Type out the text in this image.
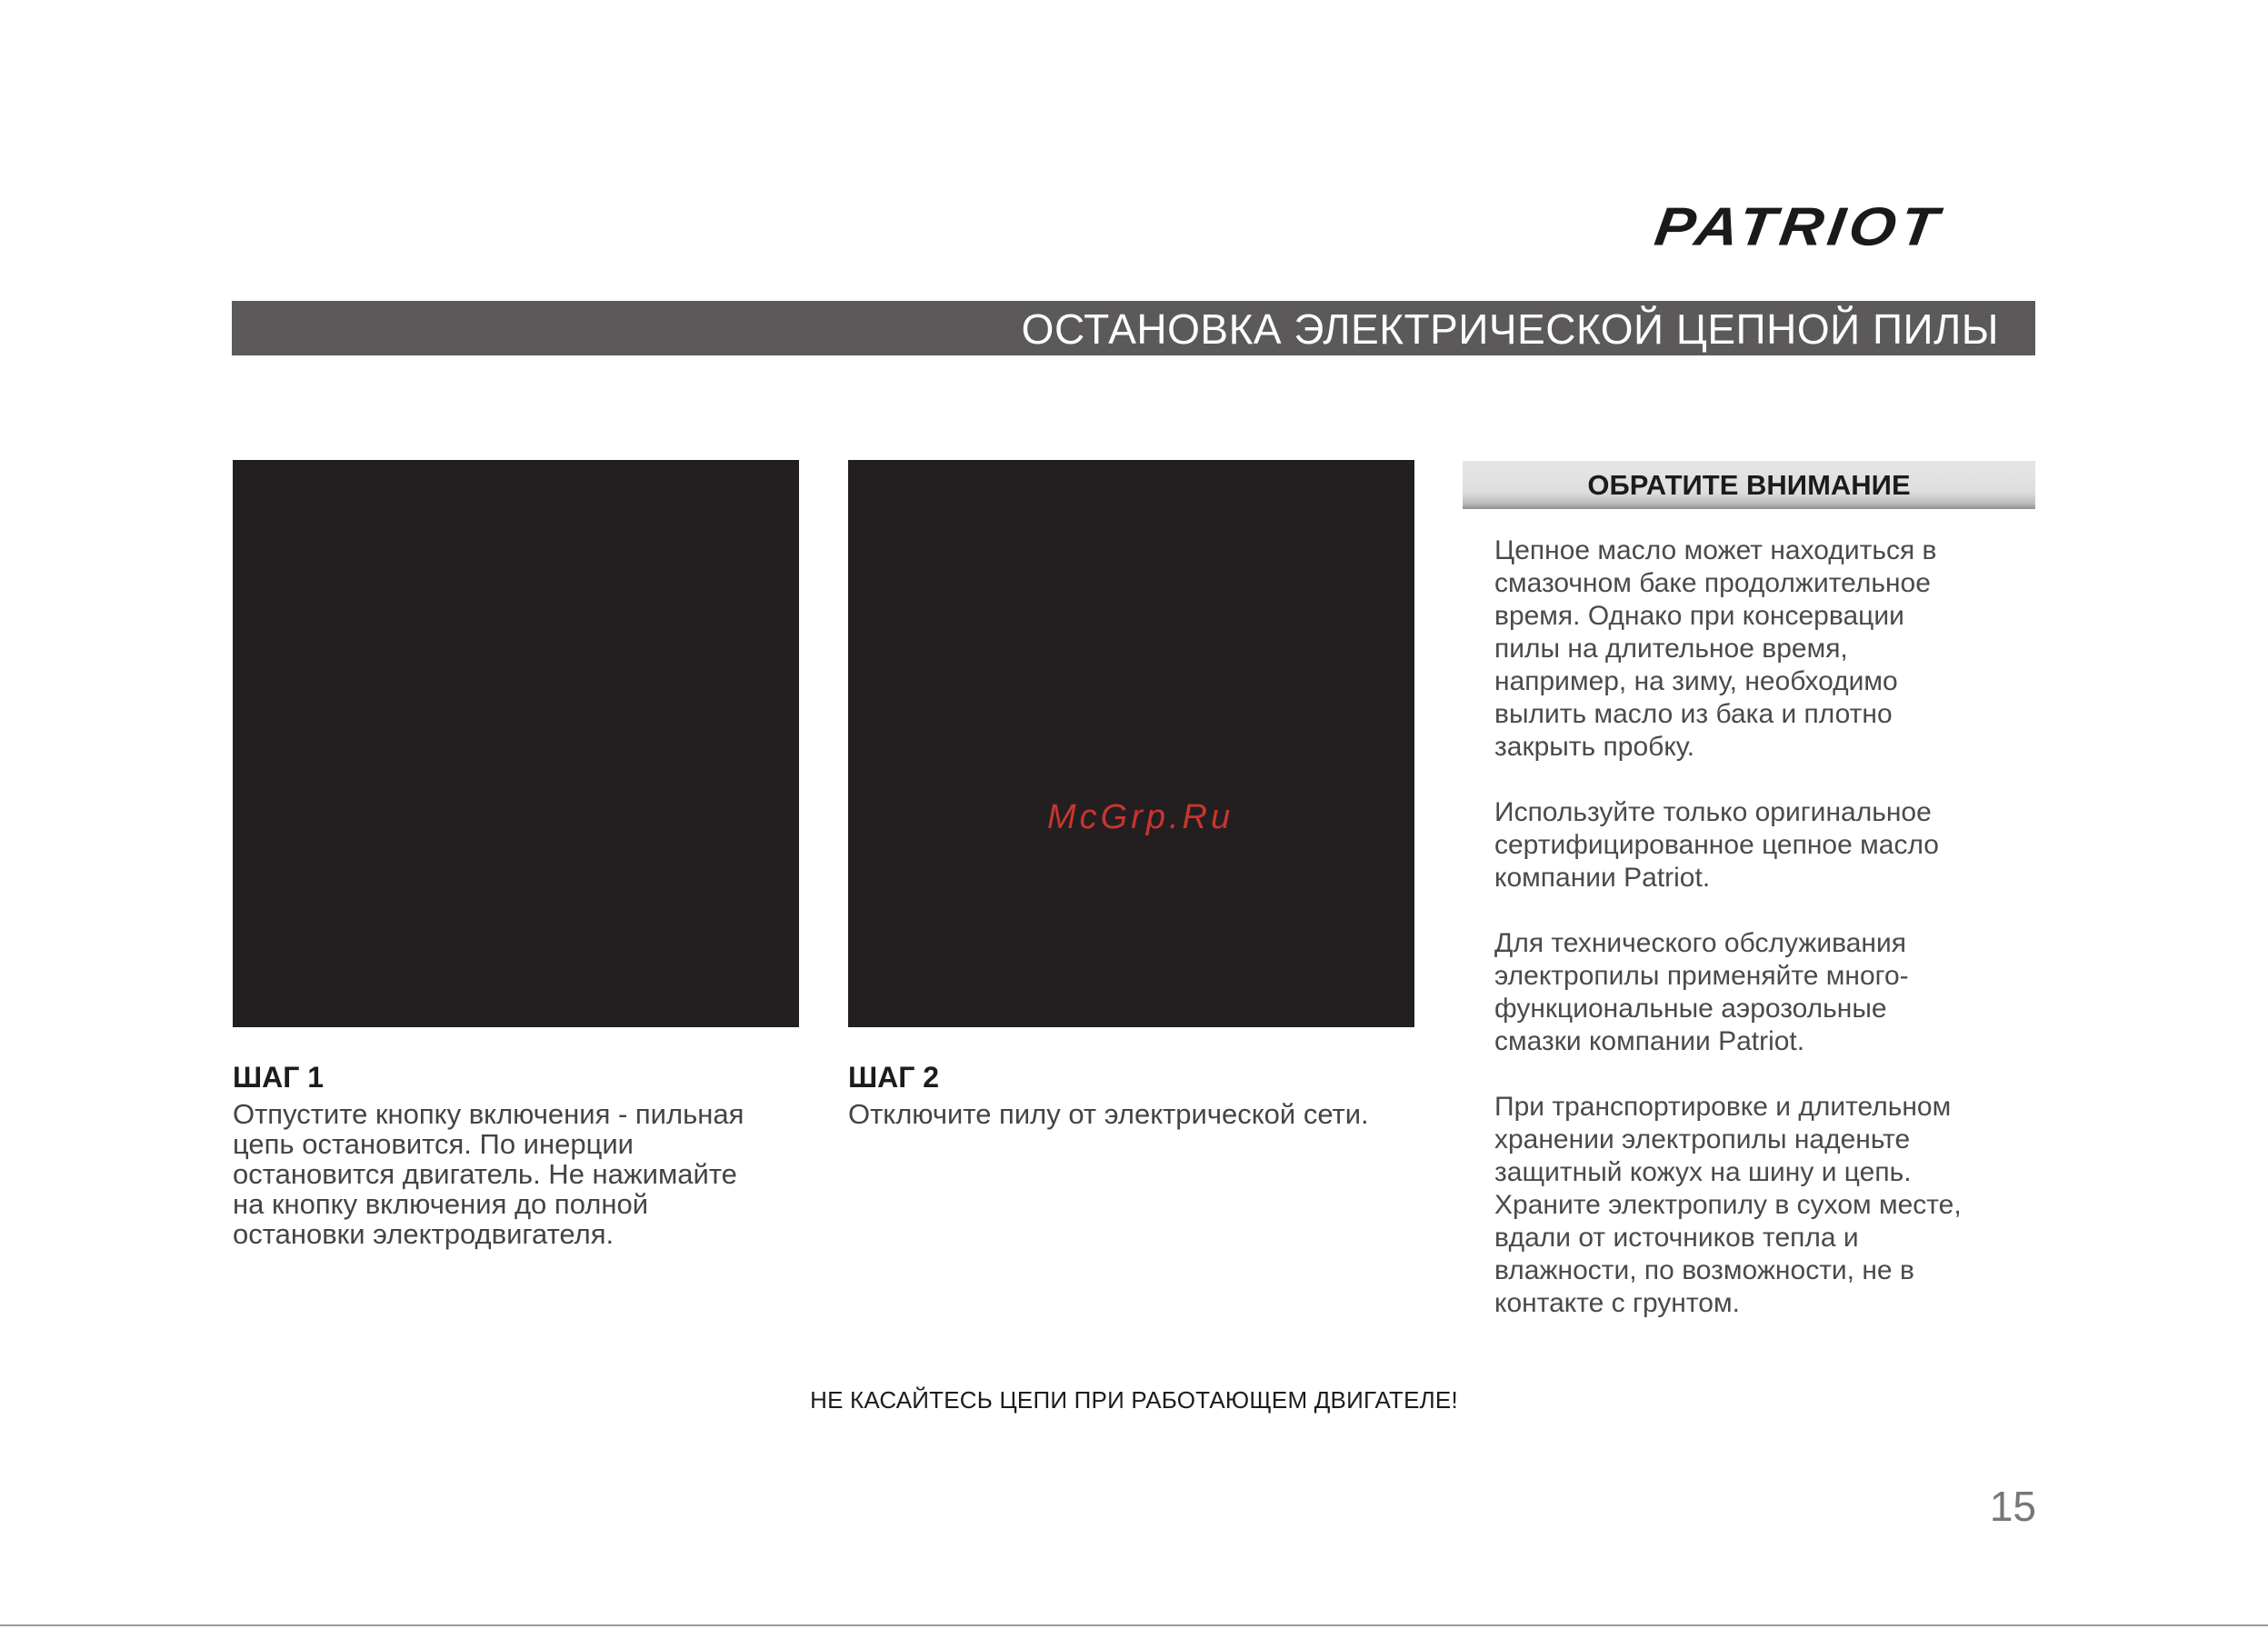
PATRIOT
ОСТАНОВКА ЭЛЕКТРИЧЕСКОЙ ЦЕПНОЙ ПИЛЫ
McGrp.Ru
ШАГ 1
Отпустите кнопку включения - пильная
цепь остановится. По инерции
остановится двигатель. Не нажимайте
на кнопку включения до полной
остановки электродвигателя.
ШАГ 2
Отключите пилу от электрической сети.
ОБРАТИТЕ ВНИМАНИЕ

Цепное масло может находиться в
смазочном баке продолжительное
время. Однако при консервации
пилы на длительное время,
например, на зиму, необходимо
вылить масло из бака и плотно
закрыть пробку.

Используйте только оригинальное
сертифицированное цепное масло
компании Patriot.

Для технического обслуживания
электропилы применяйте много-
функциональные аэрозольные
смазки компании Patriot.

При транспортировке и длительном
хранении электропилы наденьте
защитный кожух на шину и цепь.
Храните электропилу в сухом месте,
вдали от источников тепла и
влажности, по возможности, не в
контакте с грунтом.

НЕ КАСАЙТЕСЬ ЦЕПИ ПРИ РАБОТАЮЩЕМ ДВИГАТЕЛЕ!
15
==
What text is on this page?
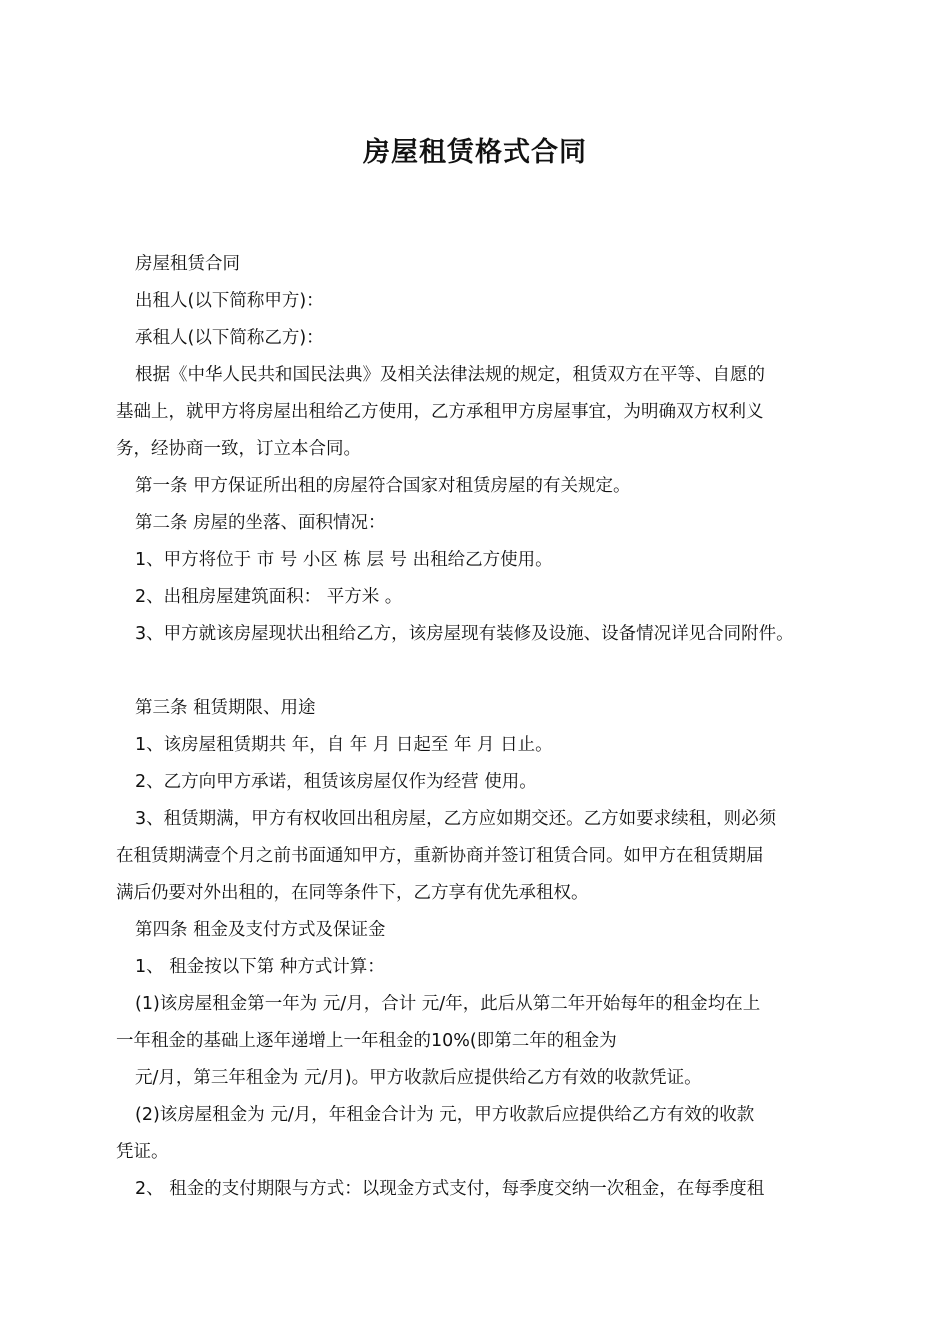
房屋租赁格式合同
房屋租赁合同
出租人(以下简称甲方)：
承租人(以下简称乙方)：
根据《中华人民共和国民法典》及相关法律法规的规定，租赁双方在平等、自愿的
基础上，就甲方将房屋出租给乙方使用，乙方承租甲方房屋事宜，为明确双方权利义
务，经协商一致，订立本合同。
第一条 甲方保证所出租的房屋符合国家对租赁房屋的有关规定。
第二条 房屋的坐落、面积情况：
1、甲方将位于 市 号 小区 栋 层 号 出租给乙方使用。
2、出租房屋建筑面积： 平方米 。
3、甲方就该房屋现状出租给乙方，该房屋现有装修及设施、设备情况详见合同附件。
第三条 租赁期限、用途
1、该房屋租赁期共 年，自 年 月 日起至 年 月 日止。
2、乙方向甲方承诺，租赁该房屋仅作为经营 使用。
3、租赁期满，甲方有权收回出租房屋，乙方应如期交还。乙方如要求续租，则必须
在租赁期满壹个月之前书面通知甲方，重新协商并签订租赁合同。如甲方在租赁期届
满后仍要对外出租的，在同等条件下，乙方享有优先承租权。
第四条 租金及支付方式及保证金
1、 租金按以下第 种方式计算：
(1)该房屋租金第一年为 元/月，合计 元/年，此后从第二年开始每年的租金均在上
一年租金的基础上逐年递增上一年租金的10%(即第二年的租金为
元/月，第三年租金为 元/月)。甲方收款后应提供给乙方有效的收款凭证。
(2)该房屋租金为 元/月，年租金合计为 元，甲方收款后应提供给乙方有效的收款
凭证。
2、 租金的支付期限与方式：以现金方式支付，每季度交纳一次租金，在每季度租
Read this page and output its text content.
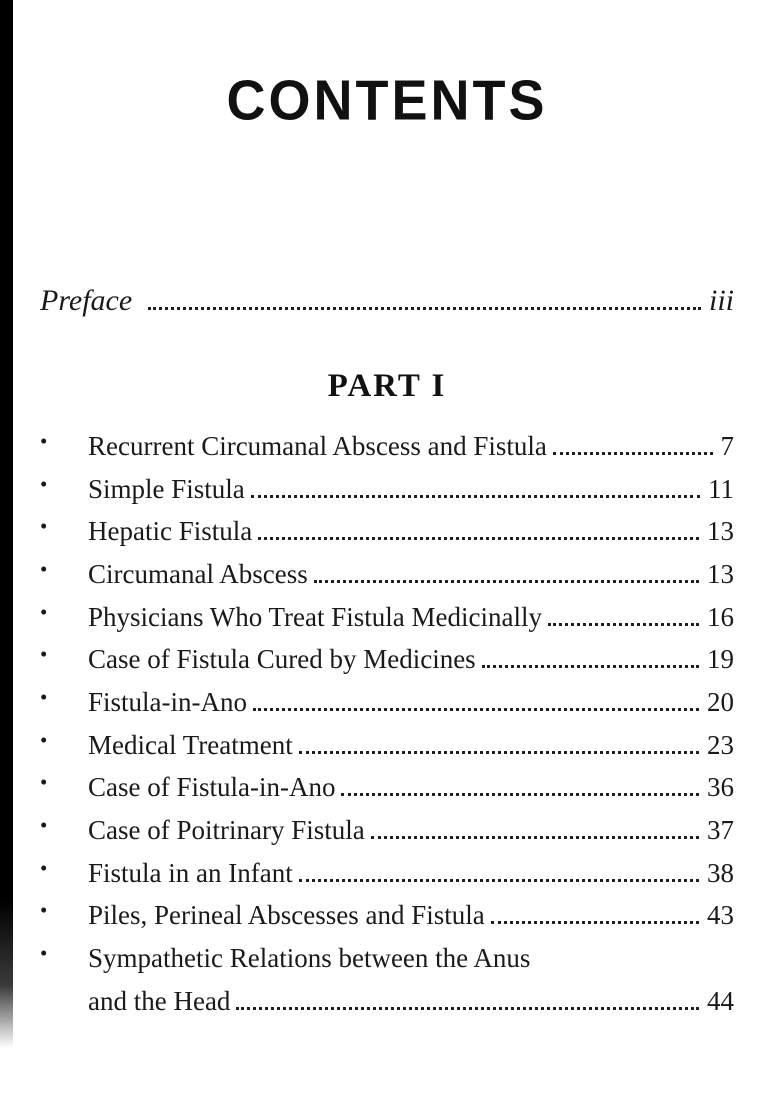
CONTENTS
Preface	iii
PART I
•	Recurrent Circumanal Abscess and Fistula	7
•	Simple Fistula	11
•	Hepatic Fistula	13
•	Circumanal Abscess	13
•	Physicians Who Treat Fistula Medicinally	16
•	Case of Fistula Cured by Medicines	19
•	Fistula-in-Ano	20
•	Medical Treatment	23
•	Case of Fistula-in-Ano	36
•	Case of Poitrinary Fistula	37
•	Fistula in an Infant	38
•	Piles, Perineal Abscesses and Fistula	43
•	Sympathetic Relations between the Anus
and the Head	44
* * *
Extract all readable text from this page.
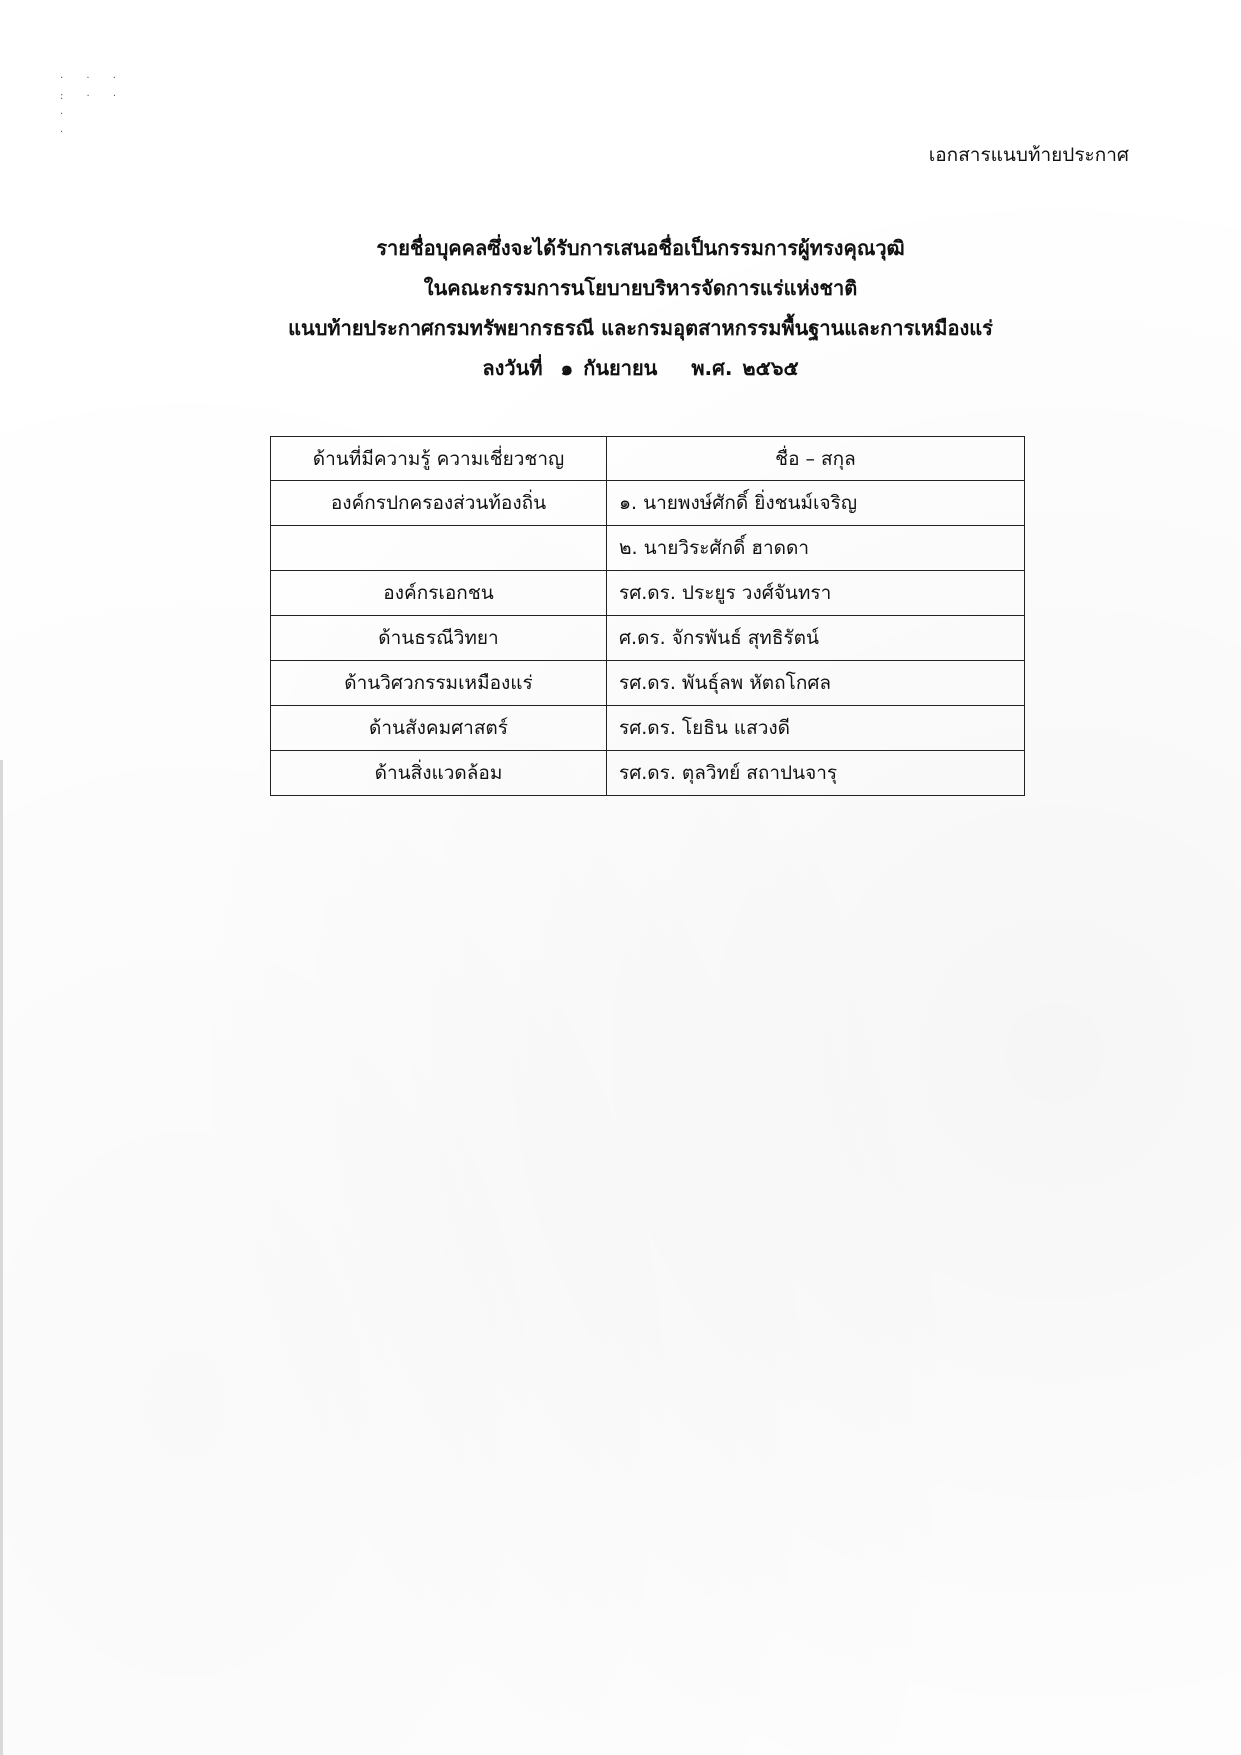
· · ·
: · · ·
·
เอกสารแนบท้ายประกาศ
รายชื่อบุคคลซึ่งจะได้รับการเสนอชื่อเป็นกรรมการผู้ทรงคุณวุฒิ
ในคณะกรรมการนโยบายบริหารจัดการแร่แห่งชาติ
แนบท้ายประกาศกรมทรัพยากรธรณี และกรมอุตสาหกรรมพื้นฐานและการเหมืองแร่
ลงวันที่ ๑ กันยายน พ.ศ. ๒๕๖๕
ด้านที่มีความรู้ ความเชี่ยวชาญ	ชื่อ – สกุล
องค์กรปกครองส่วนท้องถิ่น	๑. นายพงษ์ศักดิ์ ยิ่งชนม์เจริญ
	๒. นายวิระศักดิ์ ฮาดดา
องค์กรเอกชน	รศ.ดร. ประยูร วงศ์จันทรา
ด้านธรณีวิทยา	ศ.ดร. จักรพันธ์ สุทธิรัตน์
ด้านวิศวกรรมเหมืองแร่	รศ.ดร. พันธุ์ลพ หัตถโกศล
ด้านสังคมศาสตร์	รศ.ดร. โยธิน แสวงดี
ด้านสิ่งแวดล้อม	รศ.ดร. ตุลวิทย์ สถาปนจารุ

▸ What the task asks: Check each line of the entries above for the word "page". List the ones that have it.

▸ Response to this exercise:
What text is on this page?
Read this page and output its text content.
Extract all readable text from this page.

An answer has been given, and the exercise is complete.